Problem requirements
Return all the entries exactly, keeping pictures out.

__________________________________________________

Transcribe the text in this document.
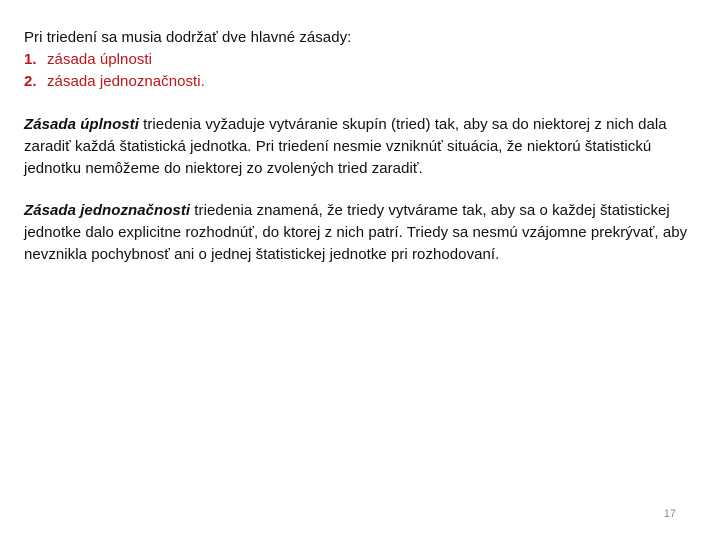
Pri triedení sa musia dodržať dve hlavné zásady:
1. zásada úplnosti
2. zásada jednoznačnosti.
Zásada úplnosti triedenia vyžaduje vytváranie skupín (tried) tak, aby sa do niektorej z nich dala zaradiť každá štatistická jednotka. Pri triedení nesmie vzniknúť situácia, že niektorú štatistickú jednotku nemôžeme do niektorej zo zvolených tried zaradiť.
Zásada jednoznačnosti triedenia znamená, že triedy vytvárame tak, aby sa o každej štatistickej jednotke dalo explicitne rozhodnúť, do ktorej z nich patrí. Triedy sa nesmú vzájomne prekrývať, aby nevznikla pochybnosť ani o jednej štatistickej jednotke pri rozhodovaní.
17
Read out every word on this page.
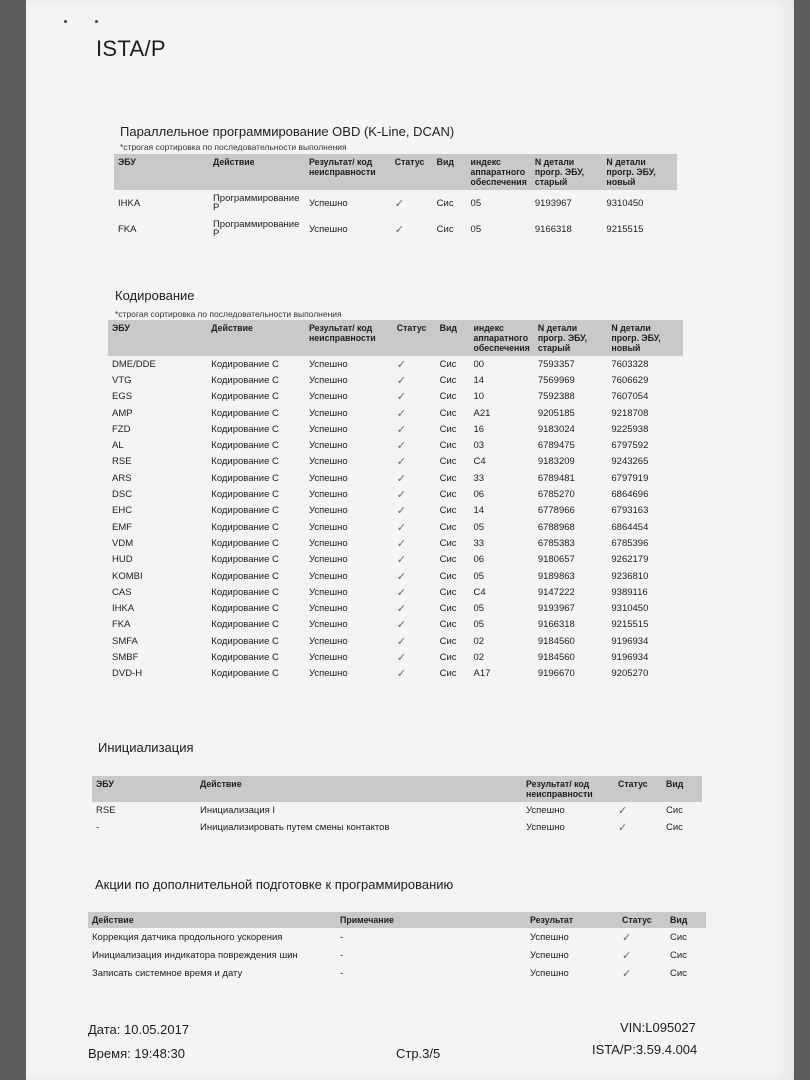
ISTA/P
Параллельное программирование OBD (K-Line, DCAN)
*строгая сортировка по последовательности выполнения
ЭБУ	Действие	Результат/ код неисправности	Статус	Вид	индекс аппаратного обеспечения	N детали прогр. ЭБУ, старый	N детали прогр. ЭБУ, новый
IHKA	Программирование Р	Успешно	✓	Сис	05	9193967	9310450
FKA	Программирование Р	Успешно	✓	Сис	05	9166318	9215515
Кодирование
*строгая сортировка по последовательности выполнения
ЭБУ	Действие	Результат/ код неисправности	Статус	Вид	индекс аппаратного обеспечения	N детали прогр. ЭБУ, старый	N детали прогр. ЭБУ, новый
DME/DDE	Кодирование С	Успешно	✓	Сис	00	7593357	7603328
VTG	Кодирование С	Успешно	✓	Сис	14	7569969	7606629
EGS	Кодирование С	Успешно	✓	Сис	10	7592388	7607054
AMP	Кодирование С	Успешно	✓	Сис	A21	9205185	9218708
FZD	Кодирование С	Успешно	✓	Сис	16	9183024	9225938
AL	Кодирование С	Успешно	✓	Сис	03	6789475	6797592
RSE	Кодирование С	Успешно	✓	Сис	C4	9183209	9243265
ARS	Кодирование С	Успешно	✓	Сис	33	6789481	6797919
DSC	Кодирование С	Успешно	✓	Сис	06	6785270	6864696
EHC	Кодирование С	Успешно	✓	Сис	14	6778966	6793163
EMF	Кодирование С	Успешно	✓	Сис	05	6788968	6864454
VDM	Кодирование С	Успешно	✓	Сис	33	6785383	6785396
HUD	Кодирование С	Успешно	✓	Сис	06	9180657	9262179
KOMBI	Кодирование С	Успешно	✓	Сис	05	9189863	9236810
CAS	Кодирование С	Успешно	✓	Сис	C4	9147222	9389116
IHKA	Кодирование С	Успешно	✓	Сис	05	9193967	9310450
FKA	Кодирование С	Успешно	✓	Сис	05	9166318	9215515
SMFA	Кодирование С	Успешно	✓	Сис	02	9184560	9196934
SMBF	Кодирование С	Успешно	✓	Сис	02	9184560	9196934
DVD-H	Кодирование С	Успешно	✓	Сис	A17	9196670	9205270
Инициализация
ЭБУ	Действие	Результат/ код неисправности	Статус	Вид
RSE	Инициализация I	Успешно	✓	Сис
-	Инициализировать путем смены контактов	Успешно	✓	Сис
Акции по дополнительной подготовке к программированию
Действие	Примечание	Результат	Статус	Вид
Коррекция датчика продольного ускорения	-	Успешно	✓	Сис
Инициализация индикатора повреждения шин	-	Успешно	✓	Сис
Записать системное время и дату	-	Успешно	✓	Сис
Дата: 10.05.2017
Время: 19:48:30	Стр.3/5
VIN:L095027
ISTA/P:3.59.4.004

__________________________________________________

Exercise response
Transcribe the text in this document.
Pri triedení sa musia dodržať dve hlavné zásady:
1. zásada úplnosti
2. zásada jednoznačnosti.
Zásada úplnosti triedenia vyžaduje vytváranie skupín (tried) tak, aby sa do niektorej z nich dala zaradiť každá štatistická jednotka. Pri triedení nesmie vzniknúť situácia, že niektorú štatistickú jednotku nemôžeme do niektorej zo zvolených tried zaradiť.
Zásada jednoznačnosti triedenia znamená, že triedy vytvárame tak, aby sa o každej štatistickej jednotke dalo explicitne rozhodnúť, do ktorej z nich patrí. Triedy sa nesmú vzájomne prekrývať, aby nevznikla pochybnosť ani o jednej štatistickej jednotke pri rozhodovaní.
17
Read out every word on this page.
ISTA/P
Параллельное программирование OBD (K-Line, DCAN)
*строгая сортировка по последовательности выполнения
ЭБУ	Действие	Результат/ код неисправности	Статус	Вид	индекс аппаратного обеспечения	N детали прогр. ЭБУ, старый	N детали прогр. ЭБУ, новый
IHKA	Программирование Р	Успешно	✓	Сис	05	9193967	9310450
FKA	Программирование Р	Успешно	✓	Сис	05	9166318	9215515
Кодирование
*строгая сортировка по последовательности выполнения
ЭБУ	Действие	Результат/ код неисправности	Статус	Вид	индекс аппаратного обеспечения	N детали прогр. ЭБУ, старый	N детали прогр. ЭБУ, новый
DME/DDE	Кодирование С	Успешно	✓	Сис	00	7593357	7603328
VTG	Кодирование С	Успешно	✓	Сис	14	7569969	7606629
EGS	Кодирование С	Успешно	✓	Сис	10	7592388	7607054
AMP	Кодирование С	Успешно	✓	Сис	A21	9205185	9218708
FZD	Кодирование С	Успешно	✓	Сис	16	9183024	9225938
AL	Кодирование С	Успешно	✓	Сис	03	6789475	6797592
RSE	Кодирование С	Успешно	✓	Сис	C4	9183209	9243265
ARS	Кодирование С	Успешно	✓	Сис	33	6789481	6797919
DSC	Кодирование С	Успешно	✓	Сис	06	6785270	6864696
EHC	Кодирование С	Успешно	✓	Сис	14	6778966	6793163
EMF	Кодирование С	Успешно	✓	Сис	05	6788968	6864454
VDM	Кодирование С	Успешно	✓	Сис	33	6785383	6785396
HUD	Кодирование С	Успешно	✓	Сис	06	9180657	9262179
KOMBI	Кодирование С	Успешно	✓	Сис	05	9189863	9236810
CAS	Кодирование С	Успешно	✓	Сис	C4	9147222	9389116
IHKA	Кодирование С	Успешно	✓	Сис	05	9193967	9310450
FKA	Кодирование С	Успешно	✓	Сис	05	9166318	9215515
SMFA	Кодирование С	Успешно	✓	Сис	02	9184560	9196934
SMBF	Кодирование С	Успешно	✓	Сис	02	9184560	9196934
DVD-H	Кодирование С	Успешно	✓	Сис	A17	9196670	9205270
Инициализация
ЭБУ	Действие	Результат/ код неисправности	Статус	Вид
RSE	Инициализация I	Успешно	✓	Сис
-	Инициализировать путем смены контактов	Успешно	✓	Сис
Акции по дополнительной подготовке к программированию
Действие	Примечание	Результат	Статус	Вид
Коррекция датчика продольного ускорения	-	Успешно	✓	Сис
Инициализация индикатора повреждения шин	-	Успешно	✓	Сис
Записать системное время и дату	-	Успешно	✓	Сис
Дата: 10.05.2017
Время: 19:48:30	Стр.3/5
VIN:L095027
ISTA/P:3.59.4.004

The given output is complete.